Figure record extracts.
::::
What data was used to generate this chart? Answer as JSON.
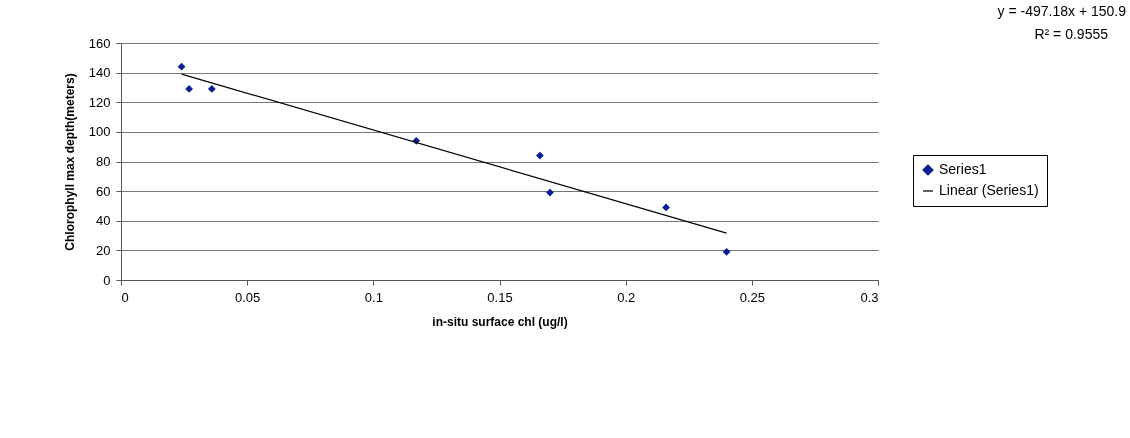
{
  "chart_data": {
    "type": "scatter",
    "xlabel": "in-situ surface chl (ug/l)",
    "ylabel": "Chlorophyll max depth(meters)",
    "xlim": [
      0,
      0.3
    ],
    "xticks": [
      0,
      0.05,
      0.1,
      0.15,
      0.2,
      0.25,
      0.3
    ],
    "ylim": [
      0,
      160
    ],
    "yticks": [
      0,
      20,
      40,
      60,
      80,
      100,
      120,
      140,
      160
    ],
    "grid": "y",
    "legend": "right",
    "marker": "diamond",
    "annotations": [
      "y = -497.18x + 150.9",
      "R² = 0.9555"
    ],
    "series": [
      {
        "name": "Series1",
        "color": "#0b1f8f",
        "x": [
          0.024,
          0.027,
          0.036,
          0.117,
          0.166,
          0.17,
          0.216,
          0.24
        ],
        "values": [
          144,
          129,
          129,
          94,
          84,
          59,
          49,
          19
        ]
      },
      {
        "name": "Linear (Series1)",
        "type": "line",
        "marker": "none",
        "color": "#000000",
        "x": [
          0.024,
          0.24
        ],
        "values": [
          139,
          31.6
        ]
      }
    ]
  }
}
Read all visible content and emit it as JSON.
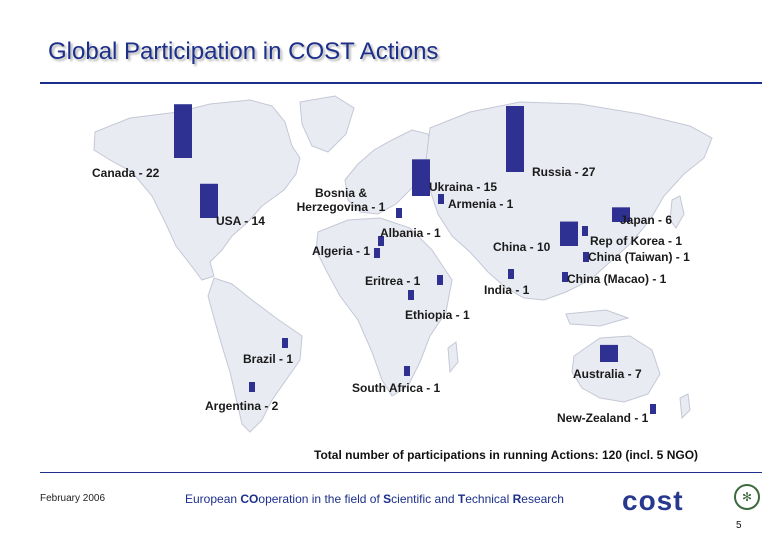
{
  "title": "Global Participation in COST Actions",
  "bar_color": "#2e3192",
  "land_color": "#e9ebf3",
  "total_text": "Total number of participations in running Actions: 120 (incl. 5 NGO)",
  "footer": {
    "date": "February 2006",
    "org_parts": [
      "European ",
      "CO",
      "operation in the field of ",
      "S",
      "cientific and ",
      "T",
      "echnical ",
      "R",
      "esearch"
    ],
    "logo": "cost",
    "page": "5"
  },
  "map_data": {
    "type": "bar-map",
    "entries": [
      {
        "id": "canada",
        "label": "Canada - 22",
        "value": 22
      },
      {
        "id": "usa",
        "label": "USA - 14",
        "value": 14
      },
      {
        "id": "bosnia",
        "label": "Bosnia & Herzegovina - 1",
        "value": 1
      },
      {
        "id": "ukraina",
        "label": "Ukraina - 15",
        "value": 15
      },
      {
        "id": "armenia",
        "label": "Armenia - 1",
        "value": 1
      },
      {
        "id": "russia",
        "label": "Russia - 27",
        "value": 27
      },
      {
        "id": "albania",
        "label": "Albania - 1",
        "value": 1
      },
      {
        "id": "algeria",
        "label": "Algeria - 1",
        "value": 1
      },
      {
        "id": "china",
        "label": "China - 10",
        "value": 10
      },
      {
        "id": "japan",
        "label": "Japan - 6",
        "value": 6
      },
      {
        "id": "korea",
        "label": "Rep of Korea - 1",
        "value": 1
      },
      {
        "id": "taiwan",
        "label": "China (Taiwan) - 1",
        "value": 1
      },
      {
        "id": "macao",
        "label": "China (Macao) - 1",
        "value": 1
      },
      {
        "id": "eritrea",
        "label": "Eritrea - 1",
        "value": 1
      },
      {
        "id": "india",
        "label": "India - 1",
        "value": 1
      },
      {
        "id": "ethiopia",
        "label": "Ethiopia - 1",
        "value": 1
      },
      {
        "id": "brazil",
        "label": "Brazil - 1",
        "value": 1
      },
      {
        "id": "australia",
        "label": "Australia - 7",
        "value": 7
      },
      {
        "id": "southafrica",
        "label": "South Africa - 1",
        "value": 1
      },
      {
        "id": "argentina",
        "label": "Argentina - 2",
        "value": 2
      },
      {
        "id": "newzealand",
        "label": "New-Zealand - 1",
        "value": 1
      }
    ]
  }
}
::::
Objective. Set down all the data again exactly as above, pictures excluded.

Solution for this exercise.
What data was used to generate this chart? Answer as JSON.
{
  "chart_data": {
    "type": "scatter",
    "xlabel": "in-situ surface chl (ug/l)",
    "ylabel": "Chlorophyll max depth(meters)",
    "xlim": [
      0,
      0.3
    ],
    "xticks": [
      0,
      0.05,
      0.1,
      0.15,
      0.2,
      0.25,
      0.3
    ],
    "ylim": [
      0,
      160
    ],
    "yticks": [
      0,
      20,
      40,
      60,
      80,
      100,
      120,
      140,
      160
    ],
    "grid": "y",
    "legend": "right",
    "marker": "diamond",
    "annotations": [
      "y = -497.18x + 150.9",
      "R² = 0.9555"
    ],
    "series": [
      {
        "name": "Series1",
        "color": "#0b1f8f",
        "x": [
          0.024,
          0.027,
          0.036,
          0.117,
          0.166,
          0.17,
          0.216,
          0.24
        ],
        "values": [
          144,
          129,
          129,
          94,
          84,
          59,
          49,
          19
        ]
      },
      {
        "name": "Linear (Series1)",
        "type": "line",
        "marker": "none",
        "color": "#000000",
        "x": [
          0.024,
          0.24
        ],
        "values": [
          139,
          31.6
        ]
      }
    ]
  }
}
Read all visible content and emit it as JSON.
{
  "title": "Global Participation in COST Actions",
  "bar_color": "#2e3192",
  "land_color": "#e9ebf3",
  "total_text": "Total number of participations in running Actions: 120 (incl. 5 NGO)",
  "footer": {
    "date": "February 2006",
    "org_parts": [
      "European ",
      "CO",
      "operation in the field of ",
      "S",
      "cientific and ",
      "T",
      "echnical ",
      "R",
      "esearch"
    ],
    "logo": "cost",
    "page": "5"
  },
  "map_data": {
    "type": "bar-map",
    "entries": [
      {
        "id": "canada",
        "label": "Canada - 22",
        "value": 22
      },
      {
        "id": "usa",
        "label": "USA - 14",
        "value": 14
      },
      {
        "id": "bosnia",
        "label": "Bosnia & Herzegovina - 1",
        "value": 1
      },
      {
        "id": "ukraina",
        "label": "Ukraina - 15",
        "value": 15
      },
      {
        "id": "armenia",
        "label": "Armenia - 1",
        "value": 1
      },
      {
        "id": "russia",
        "label": "Russia - 27",
        "value": 27
      },
      {
        "id": "albania",
        "label": "Albania - 1",
        "value": 1
      },
      {
        "id": "algeria",
        "label": "Algeria - 1",
        "value": 1
      },
      {
        "id": "china",
        "label": "China - 10",
        "value": 10
      },
      {
        "id": "japan",
        "label": "Japan - 6",
        "value": 6
      },
      {
        "id": "korea",
        "label": "Rep of Korea - 1",
        "value": 1
      },
      {
        "id": "taiwan",
        "label": "China (Taiwan) - 1",
        "value": 1
      },
      {
        "id": "macao",
        "label": "China (Macao) - 1",
        "value": 1
      },
      {
        "id": "eritrea",
        "label": "Eritrea - 1",
        "value": 1
      },
      {
        "id": "india",
        "label": "India - 1",
        "value": 1
      },
      {
        "id": "ethiopia",
        "label": "Ethiopia - 1",
        "value": 1
      },
      {
        "id": "brazil",
        "label": "Brazil - 1",
        "value": 1
      },
      {
        "id": "australia",
        "label": "Australia - 7",
        "value": 7
      },
      {
        "id": "southafrica",
        "label": "South Africa - 1",
        "value": 1
      },
      {
        "id": "argentina",
        "label": "Argentina - 2",
        "value": 2
      },
      {
        "id": "newzealand",
        "label": "New-Zealand - 1",
        "value": 1
      }
    ]
  }
}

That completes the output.